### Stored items
────────

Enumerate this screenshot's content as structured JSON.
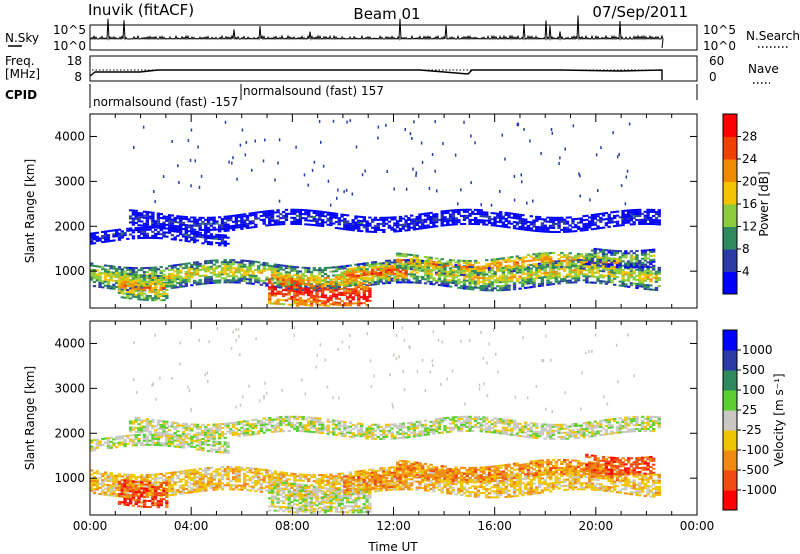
{
  "header": {
    "station": "Inuvik (fitACF)",
    "beam": "Beam 01",
    "date": "07/Sep/2011"
  },
  "panels": {
    "nsky": {
      "left_label": "N.Sky",
      "right_label": "N.Search",
      "left_ticks": [
        "10^5",
        "10^0"
      ],
      "right_ticks": [
        "10^5",
        "10^0"
      ]
    },
    "freq": {
      "left_label_line1": "Freq.",
      "left_label_line2": "[MHz]",
      "right_label": "Nave",
      "left_ticks": [
        "18",
        "8"
      ],
      "right_ticks": [
        "60",
        "0"
      ]
    },
    "cpid": {
      "label": "CPID",
      "segments": [
        "normalsound (fast) -157",
        "normalsound (fast) 157"
      ]
    }
  },
  "colors": {
    "power_scale": [
      "#0000ff",
      "#2a3aa6",
      "#2e8a5c",
      "#8ccc3c",
      "#f4c400",
      "#f08a00",
      "#f04000",
      "#ff0000"
    ],
    "velocity_scale": [
      "#ff0000",
      "#f04a10",
      "#f08a10",
      "#f0c400",
      "#c8c8c0",
      "#5ad030",
      "#2e8a5c",
      "#2a3aa6",
      "#0000ff"
    ]
  },
  "chart_data": [
    {
      "type": "heatmap",
      "title": "Power",
      "ylabel": "Slant Range [km]",
      "ylim": [
        180,
        4500
      ],
      "yticks": [
        "1000",
        "2000",
        "3000",
        "4000"
      ],
      "x": [
        "00:00",
        "04:00",
        "08:00",
        "12:00",
        "16:00",
        "20:00",
        "00:00"
      ],
      "colorbar": {
        "label": "Power [dB]",
        "ticks": [
          "4",
          "8",
          "12",
          "16",
          "20",
          "24",
          "28"
        ],
        "range": [
          0,
          32
        ]
      }
    },
    {
      "type": "heatmap",
      "title": "Velocity",
      "ylabel": "Slant Range [km]",
      "xlabel": "Time UT",
      "ylim": [
        180,
        4500
      ],
      "yticks": [
        "1000",
        "2000",
        "3000",
        "4000"
      ],
      "x": [
        "00:00",
        "04:00",
        "08:00",
        "12:00",
        "16:00",
        "20:00",
        "00:00"
      ],
      "colorbar": {
        "label": "Velocity [m s⁻¹]",
        "ticks": [
          "1000",
          "500",
          "100",
          "25",
          "-25",
          "-100",
          "-500",
          "-1000"
        ]
      }
    }
  ]
}
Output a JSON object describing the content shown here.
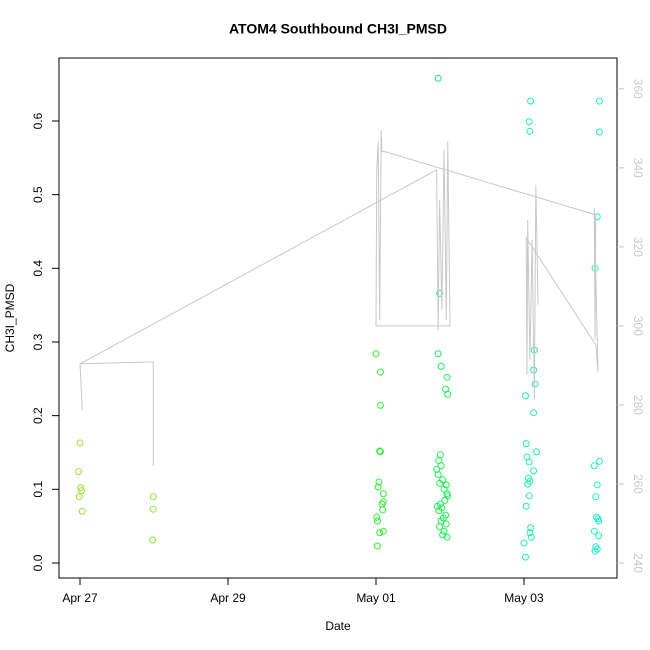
{
  "chart_data": {
    "type": "scatter",
    "title": "ATOM4 Southbound CH3I_PMSD",
    "x_label": "Date",
    "y_label": "CH3I_PMSD",
    "xlim": [
      -0.284,
      7.257
    ],
    "xticks": [
      {
        "value": 0,
        "label": "Apr 27"
      },
      {
        "value": 2,
        "label": "Apr 29"
      },
      {
        "value": 4,
        "label": "May 01"
      },
      {
        "value": 6,
        "label": "May 03"
      }
    ],
    "ylim": [
      -0.0204,
      0.6855
    ],
    "yticks": [
      {
        "value": 0,
        "label": "0.0"
      },
      0.1,
      0.2,
      0.3,
      0.4,
      0.5,
      0.6
    ],
    "y2lim": [
      236.2,
      367.8
    ],
    "y2ticks": [
      240,
      260,
      280,
      300,
      320,
      340,
      360
    ],
    "series": [
      {
        "color": "#99e233",
        "x": [
          0.0,
          -0.02,
          0.01,
          0.02,
          -0.01,
          0.03
        ],
        "values": [
          0.163,
          0.124,
          0.102,
          0.098,
          0.09,
          0.07
        ]
      },
      {
        "color": "#8fe633",
        "x": [
          0.99,
          0.99,
          0.98
        ],
        "values": [
          0.09,
          0.073,
          0.031
        ]
      },
      {
        "color": "#33ee33",
        "x": [
          4.0,
          4.06,
          4.06,
          4.05,
          4.06,
          4.04,
          4.03,
          4.1,
          4.1,
          4.08,
          4.09,
          4.01,
          4.02,
          4.1,
          4.05,
          4.02
        ],
        "values": [
          0.284,
          0.259,
          0.214,
          0.152,
          0.151,
          0.11,
          0.103,
          0.094,
          0.083,
          0.08,
          0.072,
          0.062,
          0.057,
          0.043,
          0.041,
          0.023
        ]
      },
      {
        "color": "#22ee55",
        "x": [
          4.84,
          4.86,
          4.84,
          4.88,
          4.96,
          4.94,
          4.97,
          4.87,
          4.85,
          4.88,
          4.82,
          4.84,
          4.9,
          4.86,
          4.95,
          4.92,
          4.96,
          4.97,
          4.93,
          4.87,
          4.83,
          4.89,
          4.85,
          4.94,
          4.91,
          4.88,
          4.95,
          4.86,
          4.92,
          4.9,
          4.96
        ],
        "values": [
          0.658,
          0.366,
          0.284,
          0.267,
          0.252,
          0.236,
          0.229,
          0.147,
          0.139,
          0.132,
          0.127,
          0.12,
          0.113,
          0.108,
          0.106,
          0.1,
          0.094,
          0.091,
          0.085,
          0.08,
          0.077,
          0.075,
          0.071,
          0.065,
          0.061,
          0.057,
          0.053,
          0.049,
          0.043,
          0.038,
          0.035
        ]
      },
      {
        "color": "#22eeaa",
        "x": [
          6.09,
          6.07,
          6.08,
          6.14,
          6.13,
          6.15,
          6.02,
          6.13,
          6.03,
          6.17,
          6.04,
          6.07,
          6.13,
          6.06,
          6.08,
          6.05,
          6.07,
          6.03,
          6.09,
          6.08,
          6.1,
          6.0,
          6.02
        ],
        "values": [
          0.627,
          0.599,
          0.586,
          0.289,
          0.262,
          0.243,
          0.227,
          0.204,
          0.162,
          0.151,
          0.144,
          0.137,
          0.125,
          0.115,
          0.111,
          0.107,
          0.091,
          0.077,
          0.048,
          0.041,
          0.035,
          0.027,
          0.008
        ]
      },
      {
        "color": "#22eecc",
        "x": [
          7.02,
          7.02,
          6.99,
          6.96,
          7.02,
          6.95,
          6.99,
          6.97,
          6.98,
          7.0,
          7.01,
          6.95,
          7.01,
          6.97,
          6.99,
          6.96
        ],
        "values": [
          0.627,
          0.585,
          0.47,
          0.4,
          0.138,
          0.132,
          0.106,
          0.09,
          0.062,
          0.06,
          0.057,
          0.043,
          0.037,
          0.022,
          0.019,
          0.016
        ]
      },
      {
        "type": "line",
        "axis": "y2",
        "color": "#c8c8c8",
        "x": [
          0.03,
          0.0,
          0.99,
          0.99,
          null,
          0.0,
          4.82,
          4.84,
          4.86,
          4.89,
          4.92,
          4.95,
          4.97,
          5.0,
          4.0,
          4.01,
          4.03,
          4.05,
          4.07,
          4.08,
          4.12,
          6.97,
          6.96,
          6.95,
          7.0,
          6.97,
          6.03,
          6.04,
          6.05,
          6.08,
          6.11,
          6.14,
          6.16,
          6.19
        ],
        "values": [
          278.7,
          290.4,
          290.9,
          264.6,
          null,
          290.4,
          339.5,
          299.0,
          331.9,
          304.1,
          344.6,
          301.5,
          346.6,
          300.0,
          300.0,
          339.5,
          346.6,
          301.5,
          349.6,
          344.1,
          344.1,
          328.1,
          296.5,
          329.9,
          288.4,
          295.2,
          322.3,
          287.6,
          326.8,
          291.4,
          321.8,
          281.3,
          335.7,
          305.3
        ]
      }
    ]
  }
}
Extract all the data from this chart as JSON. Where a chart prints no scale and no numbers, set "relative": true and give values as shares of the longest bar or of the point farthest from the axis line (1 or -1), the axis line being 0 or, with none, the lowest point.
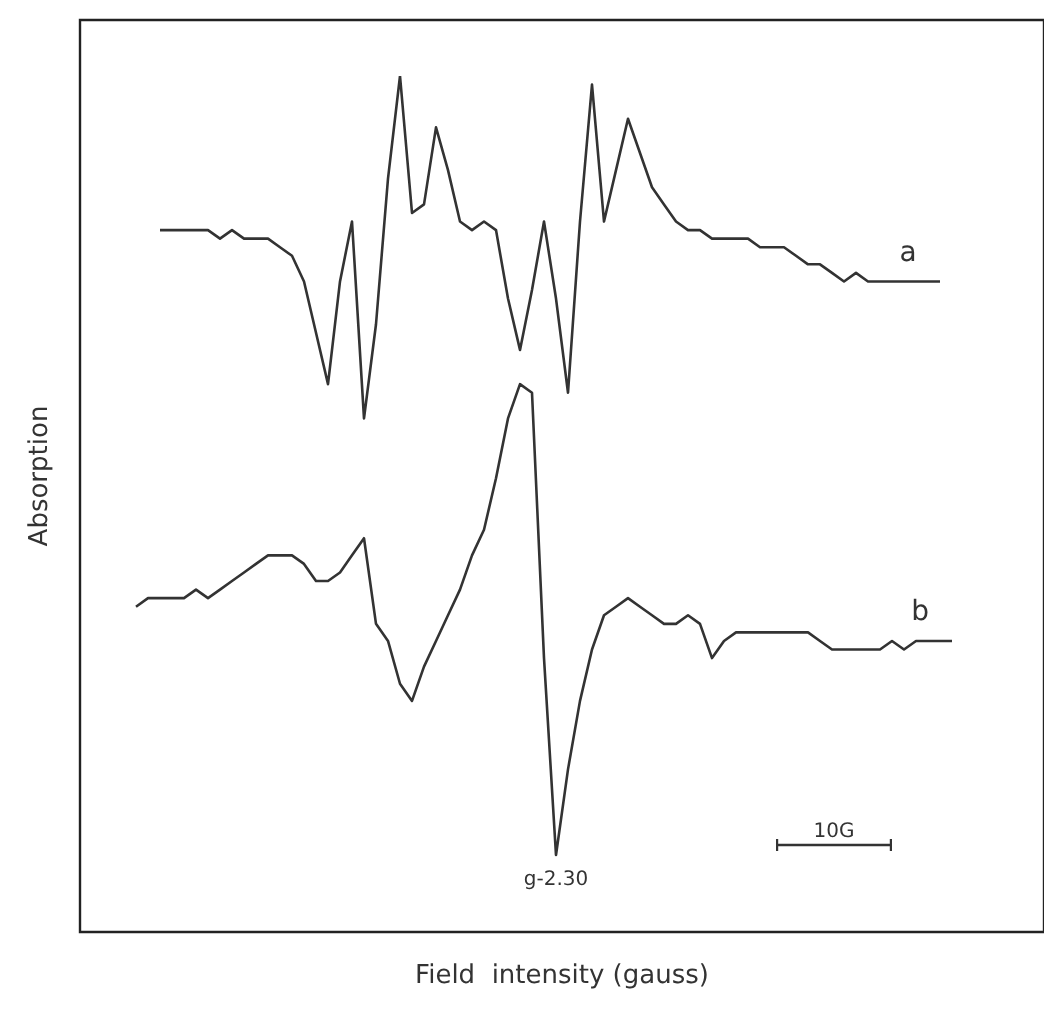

────────

### Task details
Repeat the material above word for word and skip every image in it.

### Result below
Enumerate this screenshot's content as structured JSON.
{
  "header": {
    "station": "Inuvik (fitACF)",
    "beam": "Beam 01",
    "date": "07/Sep/2011"
  },
  "panels": {
    "nsky": {
      "left_label": "N.Sky",
      "right_label": "N.Search",
      "left_ticks": [
        "10^5",
        "10^0"
      ],
      "right_ticks": [
        "10^5",
        "10^0"
      ]
    },
    "freq": {
      "left_label_line1": "Freq.",
      "left_label_line2": "[MHz]",
      "right_label": "Nave",
      "left_ticks": [
        "18",
        "8"
      ],
      "right_ticks": [
        "60",
        "0"
      ]
    },
    "cpid": {
      "label": "CPID",
      "segments": [
        "normalsound (fast) -157",
        "normalsound (fast) 157"
      ]
    }
  },
  "colors": {
    "power_scale": [
      "#0000ff",
      "#2a3aa6",
      "#2e8a5c",
      "#8ccc3c",
      "#f4c400",
      "#f08a00",
      "#f04000",
      "#ff0000"
    ],
    "velocity_scale": [
      "#ff0000",
      "#f04a10",
      "#f08a10",
      "#f0c400",
      "#c8c8c0",
      "#5ad030",
      "#2e8a5c",
      "#2a3aa6",
      "#0000ff"
    ]
  },
  "chart_data": [
    {
      "type": "heatmap",
      "title": "Power",
      "ylabel": "Slant Range [km]",
      "ylim": [
        180,
        4500
      ],
      "yticks": [
        "1000",
        "2000",
        "3000",
        "4000"
      ],
      "x": [
        "00:00",
        "04:00",
        "08:00",
        "12:00",
        "16:00",
        "20:00",
        "00:00"
      ],
      "colorbar": {
        "label": "Power [dB]",
        "ticks": [
          "4",
          "8",
          "12",
          "16",
          "20",
          "24",
          "28"
        ],
        "range": [
          0,
          32
        ]
      }
    },
    {
      "type": "heatmap",
      "title": "Velocity",
      "ylabel": "Slant Range [km]",
      "xlabel": "Time UT",
      "ylim": [
        180,
        4500
      ],
      "yticks": [
        "1000",
        "2000",
        "3000",
        "4000"
      ],
      "x": [
        "00:00",
        "04:00",
        "08:00",
        "12:00",
        "16:00",
        "20:00",
        "00:00"
      ],
      "colorbar": {
        "label": "Velocity [m s⁻¹]",
        "ticks": [
          "1000",
          "500",
          "100",
          "25",
          "-25",
          "-100",
          "-500",
          "-1000"
        ]
      }
    }
  ]
}
Output a JSON object describing the content shown here.
{
  "chart_data": {
    "type": "scatter",
    "title": "ATOM4 Southbound CH3I_PMSD",
    "x_label": "Date",
    "y_label": "CH3I_PMSD",
    "xlim": [
      -0.284,
      7.257
    ],
    "xticks": [
      {
        "value": 0,
        "label": "Apr 27"
      },
      {
        "value": 2,
        "label": "Apr 29"
      },
      {
        "value": 4,
        "label": "May 01"
      },
      {
        "value": 6,
        "label": "May 03"
      }
    ],
    "ylim": [
      -0.0204,
      0.6855
    ],
    "yticks": [
      {
        "value": 0,
        "label": "0.0"
      },
      0.1,
      0.2,
      0.3,
      0.4,
      0.5,
      0.6
    ],
    "y2lim": [
      236.2,
      367.8
    ],
    "y2ticks": [
      240,
      260,
      280,
      300,
      320,
      340,
      360
    ],
    "series": [
      {
        "color": "#99e233",
        "x": [
          0.0,
          -0.02,
          0.01,
          0.02,
          -0.01,
          0.03
        ],
        "values": [
          0.163,
          0.124,
          0.102,
          0.098,
          0.09,
          0.07
        ]
      },
      {
        "color": "#8fe633",
        "x": [
          0.99,
          0.99,
          0.98
        ],
        "values": [
          0.09,
          0.073,
          0.031
        ]
      },
      {
        "color": "#33ee33",
        "x": [
          4.0,
          4.06,
          4.06,
          4.05,
          4.06,
          4.04,
          4.03,
          4.1,
          4.1,
          4.08,
          4.09,
          4.01,
          4.02,
          4.1,
          4.05,
          4.02
        ],
        "values": [
          0.284,
          0.259,
          0.214,
          0.152,
          0.151,
          0.11,
          0.103,
          0.094,
          0.083,
          0.08,
          0.072,
          0.062,
          0.057,
          0.043,
          0.041,
          0.023
        ]
      },
      {
        "color": "#22ee55",
        "x": [
          4.84,
          4.86,
          4.84,
          4.88,
          4.96,
          4.94,
          4.97,
          4.87,
          4.85,
          4.88,
          4.82,
          4.84,
          4.9,
          4.86,
          4.95,
          4.92,
          4.96,
          4.97,
          4.93,
          4.87,
          4.83,
          4.89,
          4.85,
          4.94,
          4.91,
          4.88,
          4.95,
          4.86,
          4.92,
          4.9,
          4.96
        ],
        "values": [
          0.658,
          0.366,
          0.284,
          0.267,
          0.252,
          0.236,
          0.229,
          0.147,
          0.139,
          0.132,
          0.127,
          0.12,
          0.113,
          0.108,
          0.106,
          0.1,
          0.094,
          0.091,
          0.085,
          0.08,
          0.077,
          0.075,
          0.071,
          0.065,
          0.061,
          0.057,
          0.053,
          0.049,
          0.043,
          0.038,
          0.035
        ]
      },
      {
        "color": "#22eeaa",
        "x": [
          6.09,
          6.07,
          6.08,
          6.14,
          6.13,
          6.15,
          6.02,
          6.13,
          6.03,
          6.17,
          6.04,
          6.07,
          6.13,
          6.06,
          6.08,
          6.05,
          6.07,
          6.03,
          6.09,
          6.08,
          6.1,
          6.0,
          6.02
        ],
        "values": [
          0.627,
          0.599,
          0.586,
          0.289,
          0.262,
          0.243,
          0.227,
          0.204,
          0.162,
          0.151,
          0.144,
          0.137,
          0.125,
          0.115,
          0.111,
          0.107,
          0.091,
          0.077,
          0.048,
          0.041,
          0.035,
          0.027,
          0.008
        ]
      },
      {
        "color": "#22eecc",
        "x": [
          7.02,
          7.02,
          6.99,
          6.96,
          7.02,
          6.95,
          6.99,
          6.97,
          6.98,
          7.0,
          7.01,
          6.95,
          7.01,
          6.97,
          6.99,
          6.96
        ],
        "values": [
          0.627,
          0.585,
          0.47,
          0.4,
          0.138,
          0.132,
          0.106,
          0.09,
          0.062,
          0.06,
          0.057,
          0.043,
          0.037,
          0.022,
          0.019,
          0.016
        ]
      },
      {
        "type": "line",
        "axis": "y2",
        "color": "#c8c8c8",
        "x": [
          0.03,
          0.0,
          0.99,
          0.99,
          null,
          0.0,
          4.82,
          4.84,
          4.86,
          4.89,
          4.92,
          4.95,
          4.97,
          5.0,
          4.0,
          4.01,
          4.03,
          4.05,
          4.07,
          4.08,
          4.12,
          6.97,
          6.96,
          6.95,
          7.0,
          6.97,
          6.03,
          6.04,
          6.05,
          6.08,
          6.11,
          6.14,
          6.16,
          6.19
        ],
        "values": [
          278.7,
          290.4,
          290.9,
          264.6,
          null,
          290.4,
          339.5,
          299.0,
          331.9,
          304.1,
          344.6,
          301.5,
          346.6,
          300.0,
          300.0,
          339.5,
          346.6,
          301.5,
          349.6,
          344.1,
          344.1,
          328.1,
          296.5,
          329.9,
          288.4,
          295.2,
          322.3,
          287.6,
          326.8,
          291.4,
          321.8,
          281.3,
          335.7,
          305.3
        ]
      }
    ]
  }
}
Extract all the data from this chart as JSON. Where a chart prints no scale and no numbers, set "relative": true and give values as shares of the longest bar or of the point farthest from the axis line (1 or -1), the axis line being 0 or, with none, the lowest point.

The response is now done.